Recorded data
"""

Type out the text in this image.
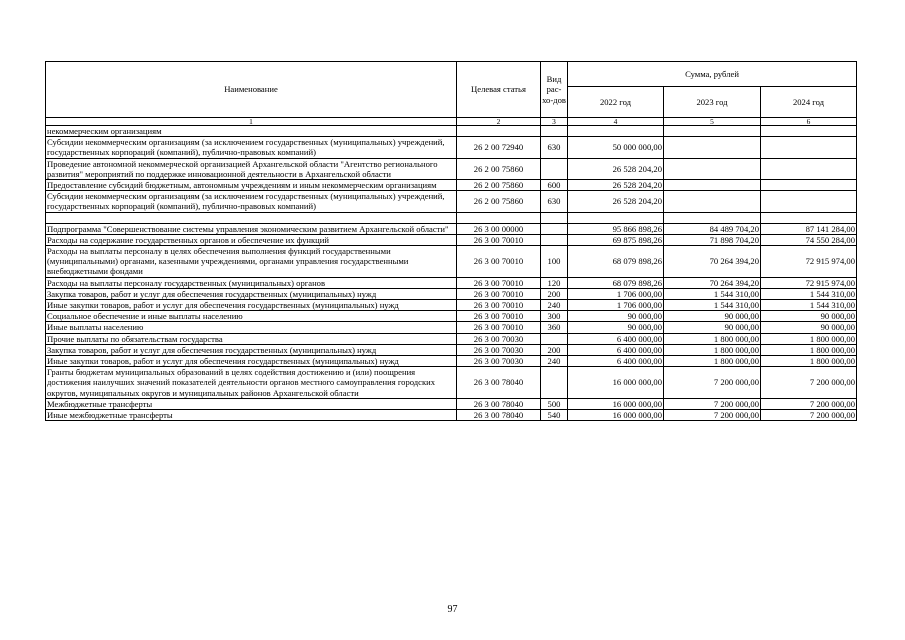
Наименование	Целевая статья	Вид рас-хо-дов	Сумма, рублей		
			2022 год	2023 год	2024 год
1	2	3	4	5	6
некоммерческим организациям					
Субсидии некоммерческим организациям (за исключением государственных (муниципальных) учреждений, государственных корпораций (компаний), публично-правовых компаний)	26 2 00 72940	630	50 000 000,00		
Проведение автономной некоммерческой организацией Архангельской области "Агентство регионального развития" мероприятий по поддержке инновационной деятельности в Архангельской области	26 2 00 75860		26 528 204,20		
Предоставление субсидий бюджетным, автономным учреждениям и иным некоммерческим организациям	26 2 00 75860	600	26 528 204,20		
Субсидии некоммерческим организациям (за исключением государственных (муниципальных) учреждений, государственных корпораций (компаний), публично-правовых компаний)	26 2 00 75860	630	26 528 204,20		

Подпрограмма "Совершенствование системы управления экономическим развитием Архангельской области"	26 3 00 00000		95 866 898,26	84 489 704,20	87 141 284,00
Расходы на содержание государственных органов и обеспечение их функций	26 3 00 70010		69 875 898,26	71 898 704,20	74 550 284,00
Расходы на выплаты персоналу в целях обеспечения выполнения функций государственными (муниципальными) органами, казенными учреждениями, органами управления государственными внебюджетными фондами	26 3 00 70010	100	68 079 898,26	70 264 394,20	72 915 974,00
Расходы на выплаты персоналу государственных (муниципальных) органов	26 3 00 70010	120	68 079 898,26	70 264 394,20	72 915 974,00
Закупка товаров, работ и услуг для обеспечения государственных (муниципальных) нужд	26 3 00 70010	200	1 706 000,00	1 544 310,00	1 544 310,00
Иные закупки товаров, работ и услуг для обеспечения государственных (муниципальных) нужд	26 3 00 70010	240	1 706 000,00	1 544 310,00	1 544 310,00
Социальное обеспечение и иные выплаты населению	26 3 00 70010	300	90 000,00	90 000,00	90 000,00
Иные выплаты населению	26 3 00 70010	360	90 000,00	90 000,00	90 000,00
Прочие выплаты по обязательствам государства	26 3 00 70030		6 400 000,00	1 800 000,00	1 800 000,00
Закупка товаров, работ и услуг для обеспечения государственных (муниципальных) нужд	26 3 00 70030	200	6 400 000,00	1 800 000,00	1 800 000,00
Иные закупки товаров, работ и услуг для обеспечения государственных (муниципальных) нужд	26 3 00 70030	240	6 400 000,00	1 800 000,00	1 800 000,00
Гранты бюджетам муниципальных образований в целях содействия достижению и (или) поощрения достижения наилучших значений показателей деятельности органов местного самоуправления городских округов, муниципальных округов и муниципальных районов Архангельской области	26 3 00 78040		16 000 000,00	7 200 000,00	7 200 000,00
Межбюджетные трансферты	26 3 00 78040	500	16 000 000,00	7 200 000,00	7 200 000,00
Иные межбюджетные трансферты	26 3 00 78040	540	16 000 000,00	7 200 000,00	7 200 000,00
97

"""

* _GIVEN REQUEST_: Print out the lines exactly, skipping any picture.

* _CORRECT RESPONSE_:
Type out the text in this image.
Наименование	Целевая статья	Вид рас-хо-дов	Сумма, рублей		
			2022 год	2023 год	2024 год
1	2	3	4	5	6
некоммерческим организациям					
Субсидии некоммерческим организациям (за исключением государственных (муниципальных) учреждений, государственных корпораций (компаний), публично-правовых компаний)	26 2 00 72940	630	50 000 000,00		
Проведение автономной некоммерческой организацией Архангельской области "Агентство регионального развития" мероприятий по поддержке инновационной деятельности в Архангельской области	26 2 00 75860		26 528 204,20		
Предоставление субсидий бюджетным, автономным учреждениям и иным некоммерческим организациям	26 2 00 75860	600	26 528 204,20		
Субсидии некоммерческим организациям (за исключением государственных (муниципальных) учреждений, государственных корпораций (компаний), публично-правовых компаний)	26 2 00 75860	630	26 528 204,20		

Подпрограмма "Совершенствование системы управления экономическим развитием Архангельской области"	26 3 00 00000		95 866 898,26	84 489 704,20	87 141 284,00
Расходы на содержание государственных органов и обеспечение их функций	26 3 00 70010		69 875 898,26	71 898 704,20	74 550 284,00
Расходы на выплаты персоналу в целях обеспечения выполнения функций государственными (муниципальными) органами, казенными учреждениями, органами управления государственными внебюджетными фондами	26 3 00 70010	100	68 079 898,26	70 264 394,20	72 915 974,00
Расходы на выплаты персоналу государственных (муниципальных) органов	26 3 00 70010	120	68 079 898,26	70 264 394,20	72 915 974,00
Закупка товаров, работ и услуг для обеспечения государственных (муниципальных) нужд	26 3 00 70010	200	1 706 000,00	1 544 310,00	1 544 310,00
Иные закупки товаров, работ и услуг для обеспечения государственных (муниципальных) нужд	26 3 00 70010	240	1 706 000,00	1 544 310,00	1 544 310,00
Социальное обеспечение и иные выплаты населению	26 3 00 70010	300	90 000,00	90 000,00	90 000,00
Иные выплаты населению	26 3 00 70010	360	90 000,00	90 000,00	90 000,00
Прочие выплаты по обязательствам государства	26 3 00 70030		6 400 000,00	1 800 000,00	1 800 000,00
Закупка товаров, работ и услуг для обеспечения государственных (муниципальных) нужд	26 3 00 70030	200	6 400 000,00	1 800 000,00	1 800 000,00
Иные закупки товаров, работ и услуг для обеспечения государственных (муниципальных) нужд	26 3 00 70030	240	6 400 000,00	1 800 000,00	1 800 000,00
Гранты бюджетам муниципальных образований в целях содействия достижению и (или) поощрения достижения наилучших значений показателей деятельности органов местного самоуправления городских округов, муниципальных округов и муниципальных районов Архангельской области	26 3 00 78040		16 000 000,00	7 200 000,00	7 200 000,00
Межбюджетные трансферты	26 3 00 78040	500	16 000 000,00	7 200 000,00	7 200 000,00
Иные межбюджетные трансферты	26 3 00 78040	540	16 000 000,00	7 200 000,00	7 200 000,00
97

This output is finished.